## Start
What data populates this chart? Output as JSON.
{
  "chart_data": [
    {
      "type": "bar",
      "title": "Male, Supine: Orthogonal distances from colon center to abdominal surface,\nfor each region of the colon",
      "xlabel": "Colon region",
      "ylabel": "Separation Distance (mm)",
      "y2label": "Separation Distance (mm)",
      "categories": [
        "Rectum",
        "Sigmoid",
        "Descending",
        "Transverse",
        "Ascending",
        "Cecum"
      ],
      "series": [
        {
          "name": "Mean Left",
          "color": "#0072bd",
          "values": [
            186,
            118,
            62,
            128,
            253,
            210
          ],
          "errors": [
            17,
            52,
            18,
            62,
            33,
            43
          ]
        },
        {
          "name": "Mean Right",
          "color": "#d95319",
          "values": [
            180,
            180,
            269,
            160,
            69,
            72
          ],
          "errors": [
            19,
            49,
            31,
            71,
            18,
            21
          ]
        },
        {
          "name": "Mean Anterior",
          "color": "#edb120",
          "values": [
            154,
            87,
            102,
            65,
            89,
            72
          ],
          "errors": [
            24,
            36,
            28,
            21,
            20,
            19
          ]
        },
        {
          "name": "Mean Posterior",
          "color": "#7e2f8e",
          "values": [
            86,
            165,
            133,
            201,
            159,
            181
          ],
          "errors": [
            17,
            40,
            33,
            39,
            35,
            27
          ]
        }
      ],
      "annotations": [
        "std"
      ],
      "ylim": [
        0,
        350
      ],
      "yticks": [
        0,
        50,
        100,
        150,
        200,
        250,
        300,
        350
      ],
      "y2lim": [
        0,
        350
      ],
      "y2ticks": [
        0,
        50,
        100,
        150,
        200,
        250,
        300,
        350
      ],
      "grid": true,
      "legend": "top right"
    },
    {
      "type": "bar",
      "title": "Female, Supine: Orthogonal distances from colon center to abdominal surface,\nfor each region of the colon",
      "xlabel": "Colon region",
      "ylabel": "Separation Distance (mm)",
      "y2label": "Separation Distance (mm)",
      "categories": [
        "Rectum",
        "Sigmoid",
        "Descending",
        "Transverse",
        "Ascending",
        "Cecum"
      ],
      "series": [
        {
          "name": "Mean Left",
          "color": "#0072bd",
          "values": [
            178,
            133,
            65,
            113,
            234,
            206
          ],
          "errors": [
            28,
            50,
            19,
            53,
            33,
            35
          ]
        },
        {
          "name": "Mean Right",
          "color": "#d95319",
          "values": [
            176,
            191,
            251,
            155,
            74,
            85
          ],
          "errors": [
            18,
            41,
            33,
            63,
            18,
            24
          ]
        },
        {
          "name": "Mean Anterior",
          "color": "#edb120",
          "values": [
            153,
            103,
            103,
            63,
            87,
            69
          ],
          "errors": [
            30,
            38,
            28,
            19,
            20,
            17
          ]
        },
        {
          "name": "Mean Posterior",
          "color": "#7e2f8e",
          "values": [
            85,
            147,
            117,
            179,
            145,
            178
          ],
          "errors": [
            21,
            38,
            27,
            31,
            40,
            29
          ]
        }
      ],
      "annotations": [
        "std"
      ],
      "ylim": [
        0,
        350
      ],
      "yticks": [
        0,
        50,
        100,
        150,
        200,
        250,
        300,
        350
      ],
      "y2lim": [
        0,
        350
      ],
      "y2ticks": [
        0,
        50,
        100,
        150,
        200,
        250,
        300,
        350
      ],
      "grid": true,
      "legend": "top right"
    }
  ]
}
## End
THE EXERCISE:
Write out every entry verbatim.

COMPLETED EXERCISE:
What data populates this chart? Output as JSON.
{
  "chart_data": [
    {
      "type": "bar",
      "title": "Male, Supine: Orthogonal distances from colon center to abdominal surface,\nfor each region of the colon",
      "xlabel": "Colon region",
      "ylabel": "Separation Distance (mm)",
      "y2label": "Separation Distance (mm)",
      "categories": [
        "Rectum",
        "Sigmoid",
        "Descending",
        "Transverse",
        "Ascending",
        "Cecum"
      ],
      "series": [
        {
          "name": "Mean Left",
          "color": "#0072bd",
          "values": [
            186,
            118,
            62,
            128,
            253,
            210
          ],
          "errors": [
            17,
            52,
            18,
            62,
            33,
            43
          ]
        },
        {
          "name": "Mean Right",
          "color": "#d95319",
          "values": [
            180,
            180,
            269,
            160,
            69,
            72
          ],
          "errors": [
            19,
            49,
            31,
            71,
            18,
            21
          ]
        },
        {
          "name": "Mean Anterior",
          "color": "#edb120",
          "values": [
            154,
            87,
            102,
            65,
            89,
            72
          ],
          "errors": [
            24,
            36,
            28,
            21,
            20,
            19
          ]
        },
        {
          "name": "Mean Posterior",
          "color": "#7e2f8e",
          "values": [
            86,
            165,
            133,
            201,
            159,
            181
          ],
          "errors": [
            17,
            40,
            33,
            39,
            35,
            27
          ]
        }
      ],
      "annotations": [
        "std"
      ],
      "ylim": [
        0,
        350
      ],
      "yticks": [
        0,
        50,
        100,
        150,
        200,
        250,
        300,
        350
      ],
      "y2lim": [
        0,
        350
      ],
      "y2ticks": [
        0,
        50,
        100,
        150,
        200,
        250,
        300,
        350
      ],
      "grid": true,
      "legend": "top right"
    },
    {
      "type": "bar",
      "title": "Female, Supine: Orthogonal distances from colon center to abdominal surface,\nfor each region of the colon",
      "xlabel": "Colon region",
      "ylabel": "Separation Distance (mm)",
      "y2label": "Separation Distance (mm)",
      "categories": [
        "Rectum",
        "Sigmoid",
        "Descending",
        "Transverse",
        "Ascending",
        "Cecum"
      ],
      "series": [
        {
          "name": "Mean Left",
          "color": "#0072bd",
          "values": [
            178,
            133,
            65,
            113,
            234,
            206
          ],
          "errors": [
            28,
            50,
            19,
            53,
            33,
            35
          ]
        },
        {
          "name": "Mean Right",
          "color": "#d95319",
          "values": [
            176,
            191,
            251,
            155,
            74,
            85
          ],
          "errors": [
            18,
            41,
            33,
            63,
            18,
            24
          ]
        },
        {
          "name": "Mean Anterior",
          "color": "#edb120",
          "values": [
            153,
            103,
            103,
            63,
            87,
            69
          ],
          "errors": [
            30,
            38,
            28,
            19,
            20,
            17
          ]
        },
        {
          "name": "Mean Posterior",
          "color": "#7e2f8e",
          "values": [
            85,
            147,
            117,
            179,
            145,
            178
          ],
          "errors": [
            21,
            38,
            27,
            31,
            40,
            29
          ]
        }
      ],
      "annotations": [
        "std"
      ],
      "ylim": [
        0,
        350
      ],
      "yticks": [
        0,
        50,
        100,
        150,
        200,
        250,
        300,
        350
      ],
      "y2lim": [
        0,
        350
      ],
      "y2ticks": [
        0,
        50,
        100,
        150,
        200,
        250,
        300,
        350
      ],
      "grid": true,
      "legend": "top right"
    }
  ]
}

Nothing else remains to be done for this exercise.